- **What you should do**
Render each line of the records below as a JSON list of strings, one string per line, skipping any blank lines and leaving the pictures out.

━━━

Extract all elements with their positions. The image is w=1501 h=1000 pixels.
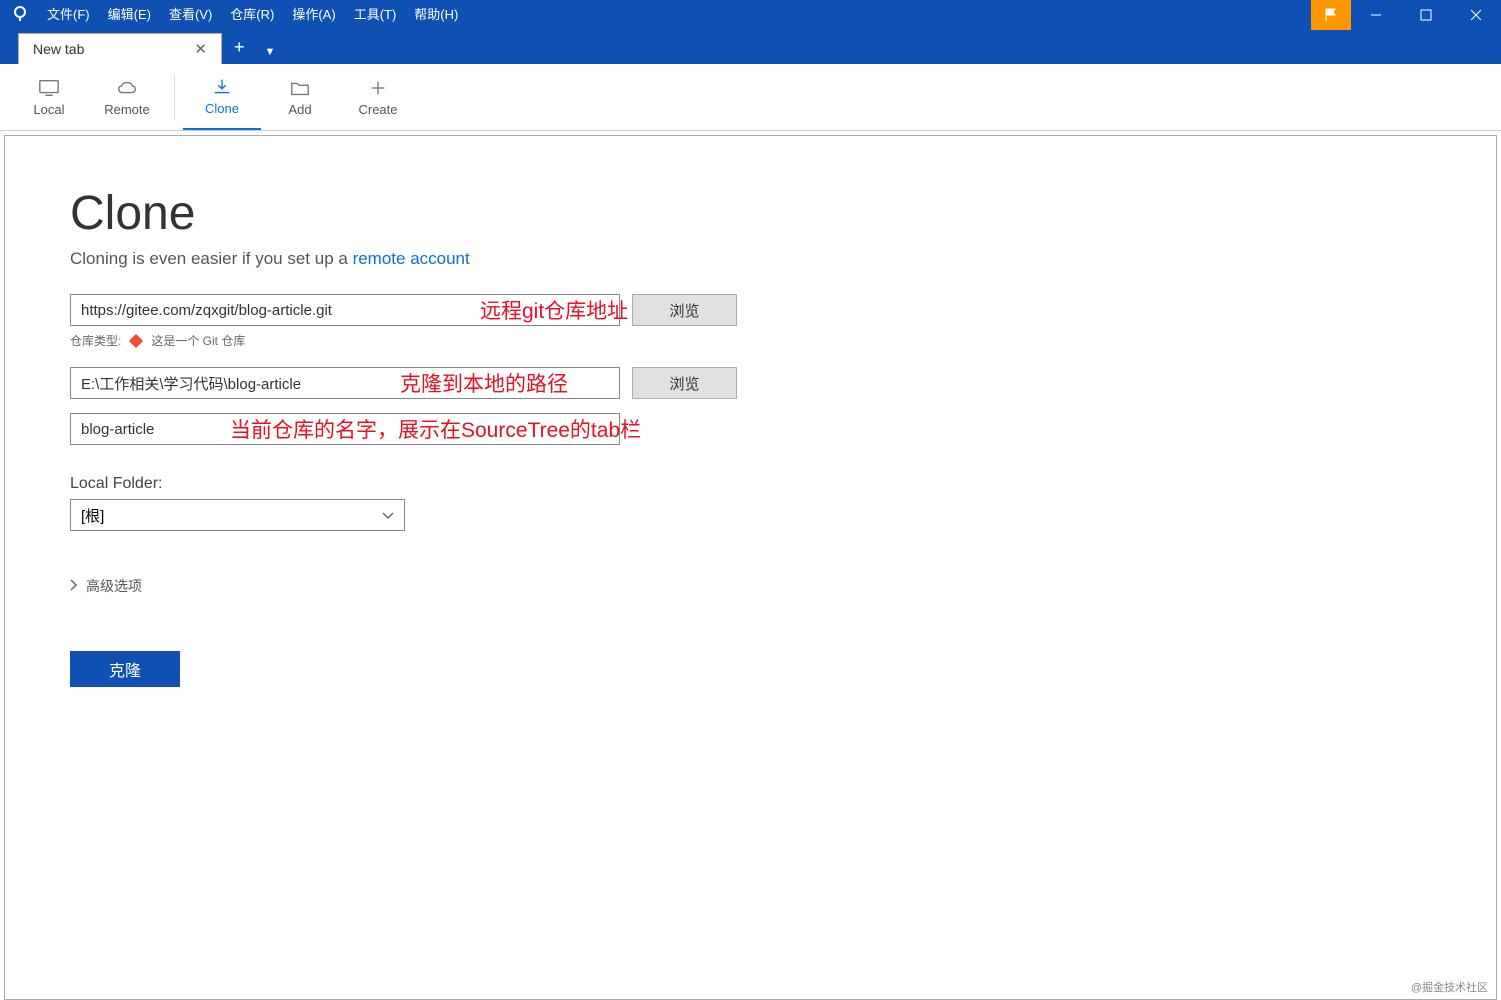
plus-icon	[367, 78, 389, 98]
menu-file[interactable]: 文件(F)	[38, 0, 99, 30]
clone-button[interactable]: 克隆	[70, 651, 180, 687]
toolbar-add-label: Add	[288, 102, 311, 117]
local-path-input[interactable]	[70, 367, 620, 399]
git-icon	[129, 334, 143, 348]
toolbar-divider	[174, 74, 175, 120]
tab-new[interactable]: New tab ✕	[18, 33, 222, 64]
repo-type-row: 仓库类型: 这是一个 Git 仓库	[70, 332, 1431, 349]
menu-tools[interactable]: 工具(T)	[345, 0, 406, 30]
tab-close-icon[interactable]: ✕	[194, 40, 207, 58]
local-folder-value: [根]	[81, 505, 104, 526]
maximize-button[interactable]	[1401, 0, 1451, 30]
tab-dropdown-icon[interactable]: ▼	[256, 40, 283, 64]
chevron-down-icon	[382, 507, 394, 524]
advanced-label: 高级选项	[86, 576, 142, 596]
toolbar-remote-label: Remote	[104, 102, 150, 117]
tab-bar: New tab ✕ + ▼	[0, 30, 1501, 64]
toolbar: Local Remote Clone Add Create	[0, 64, 1501, 131]
page-title: Clone	[70, 186, 1431, 241]
tab-label: New tab	[33, 41, 84, 57]
chevron-right-icon	[70, 578, 78, 594]
local-folder-label: Local Folder:	[70, 475, 1431, 493]
toolbar-create-label: Create	[358, 102, 397, 117]
repo-type-label: 仓库类型:	[70, 332, 121, 349]
menu-action[interactable]: 操作(A)	[283, 0, 344, 30]
title-bar: 文件(F) 编辑(E) 查看(V) 仓库(R) 操作(A) 工具(T) 帮助(H…	[0, 0, 1501, 30]
app-icon	[12, 6, 28, 25]
remote-account-link[interactable]: remote account	[353, 249, 470, 268]
close-button[interactable]	[1451, 0, 1501, 30]
toolbar-clone[interactable]: Clone	[183, 64, 261, 130]
cloud-icon	[116, 78, 138, 98]
menu-repo[interactable]: 仓库(R)	[221, 0, 283, 30]
advanced-options-toggle[interactable]: 高级选项	[70, 576, 1431, 596]
menu-help[interactable]: 帮助(H)	[405, 0, 467, 30]
repo-name-input[interactable]	[70, 413, 620, 445]
download-icon	[211, 77, 233, 97]
tab-add-button[interactable]: +	[222, 31, 257, 64]
minimize-button[interactable]	[1351, 0, 1401, 30]
page-subtitle: Cloning is even easier if you set up a r…	[70, 249, 1431, 269]
folder-icon	[289, 78, 311, 98]
toolbar-add[interactable]: Add	[261, 64, 339, 130]
content-area: Clone Cloning is even easier if you set …	[4, 135, 1497, 1000]
toolbar-clone-label: Clone	[205, 101, 239, 116]
toolbar-local-label: Local	[33, 102, 64, 117]
repo-url-input[interactable]	[70, 294, 620, 326]
toolbar-remote[interactable]: Remote	[88, 64, 166, 130]
browse-url-button[interactable]: 浏览	[632, 294, 737, 326]
menu-view[interactable]: 查看(V)	[160, 0, 221, 30]
menu-edit[interactable]: 编辑(E)	[99, 0, 160, 30]
local-folder-select[interactable]: [根]	[70, 499, 405, 531]
toolbar-local[interactable]: Local	[10, 64, 88, 130]
toolbar-create[interactable]: Create	[339, 64, 417, 130]
notification-flag-button[interactable]	[1311, 0, 1351, 30]
repo-type-text: 这是一个 Git 仓库	[151, 332, 245, 349]
watermark: @掘金技术社区	[1411, 979, 1488, 995]
browse-path-button[interactable]: 浏览	[632, 367, 737, 399]
monitor-icon	[38, 78, 60, 98]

━━━

- **The answer**
[
  "Extract all elements with their positions. The image is w=1501 h=1000 pixels.",
  "plus-icon\t[367, 78, 389, 98]",
  "menu-file[interactable]: 文件(F)\t[38, 0, 99, 30]",
  "clone-button[interactable]: 克隆\t[70, 651, 180, 687]",
  "toolbar-add-label: Add\t[288, 102, 311, 117]",
  "local-path-input[interactable]\t[70, 367, 620, 399]",
  "git-icon\t[129, 334, 143, 348]",
  "toolbar-divider\t[174, 74, 175, 120]",
  "tab-new[interactable]: New tab ✕\t[18, 33, 222, 64]",
  "repo-type-row: 仓库类型: 这是一个 Git 仓库\t[70, 332, 1431, 349]",
  "menu-tools[interactable]: 工具(T)\t[345, 0, 406, 30]",
  "tab-close-icon[interactable]: ✕\t[194, 40, 207, 58]",
  "local-folder-value: [根]\t[81, 505, 104, 526]",
  "maximize-button[interactable]\t[1401, 0, 1451, 30]",
  "tab-dropdown-icon[interactable]: ▼\t[256, 40, 283, 64]",
  "chevron-down-icon\t[382, 507, 394, 524]",
  "advanced-label: 高级选项\t[86, 576, 142, 596]",
  "toolbar-remote-label: Remote\t[104, 102, 150, 117]",
  "tab-bar: New tab ✕ + ▼\t[0, 30, 1501, 64]",
  "toolbar: Local Remote Clone Add Create\t[0, 64, 1501, 131]",
  "page-title: Clone\t[70, 186, 1431, 241]",
  "tab-label: New tab\t[33, 41, 84, 57]",
  "chevron-right-icon\t[70, 578, 78, 594]",
  "local-folder-label: Local Folder:\t[70, 475, 1431, 493]",
  "toolbar-create-label: Create\t[358, 102, 397, 117]",
  "repo-type-label: 仓库类型:\t[70, 332, 121, 349]",
  "menu-action[interactable]: 操作(A)\t[283, 0, 344, 30]",
  "title-bar: 文件(F) 编辑(E) 查看(V) 仓库(R) 操作(A) 工具(T) 帮助(H…\t[0, 0, 1501, 30]",
  "app-icon\t[12, 6, 28, 25]",
  "remote-account-link[interactable]: remote account\t[353, 249, 470, 268]",
  "close-button[interactable]\t[1451, 0, 1501, 30]",
  "toolbar-clone[interactable]: Clone\t[183, 64, 261, 130]",
  "cloud-icon\t[116, 78, 138, 98]",
  "menu-repo[interactable]: 仓库(R)\t[221, 0, 283, 30]",
  "advanced-options-toggle[interactable]: 高级选项\t[70, 576, 1431, 596]",
  "menu-help[interactable]: 帮助(H)\t[405, 0, 467, 30]",
  "repo-name-input[interactable]\t[70, 413, 620, 445]",
  "download-icon\t[211, 77, 233, 97]",
  "tab-add-button[interactable]: +\t[222, 31, 257, 64]",
  "minimize-button[interactable]\t[1351, 0, 1401, 30]",
  "page-subtitle: Cloning is even easier if you set up a r…\t[70, 249, 1431, 269]",
  "folder-icon\t[289, 78, 311, 98]",
  "toolbar-add[interactable]: Add\t[261, 64, 339, 130]",
  "content-area: Clone Cloning is even easier if you set …\t[4, 135, 1497, 1000]",
  "toolbar-clone-label: Clone\t[205, 101, 239, 116]",
  "toolbar-local-label: Local\t[33, 102, 64, 117]",
  "repo-url-input[interactable]\t[70, 294, 620, 326]",
  "toolbar-remote[interactable]: Remote\t[88, 64, 166, 130]",
  "browse-url-button[interactable]: 浏览\t[632, 294, 737, 326]",
  "menu-view[interactable]: 查看(V)\t[160, 0, 221, 30]",
  "menu-edit[interactable]: 编辑(E)\t[99, 0, 160, 30]",
  "local-folder-select[interactable]: [根]\t[70, 499, 405, 531]",
  "toolbar-local[interactable]: Local\t[10, 64, 88, 130]",
  "toolbar-create[interactable]: Create\t[339, 64, 417, 130]",
  "notification-flag-button[interactable]\t[1311, 0, 1351, 30]",
  "repo-type-text: 这是一个 Git 仓库\t[151, 332, 245, 349]",
  "watermark: @掘金技术社区\t[1411, 979, 1488, 995]",
  "browse-path-button[interactable]: 浏览\t[632, 367, 737, 399]",
  "monitor-icon\t[38, 78, 60, 98]"
]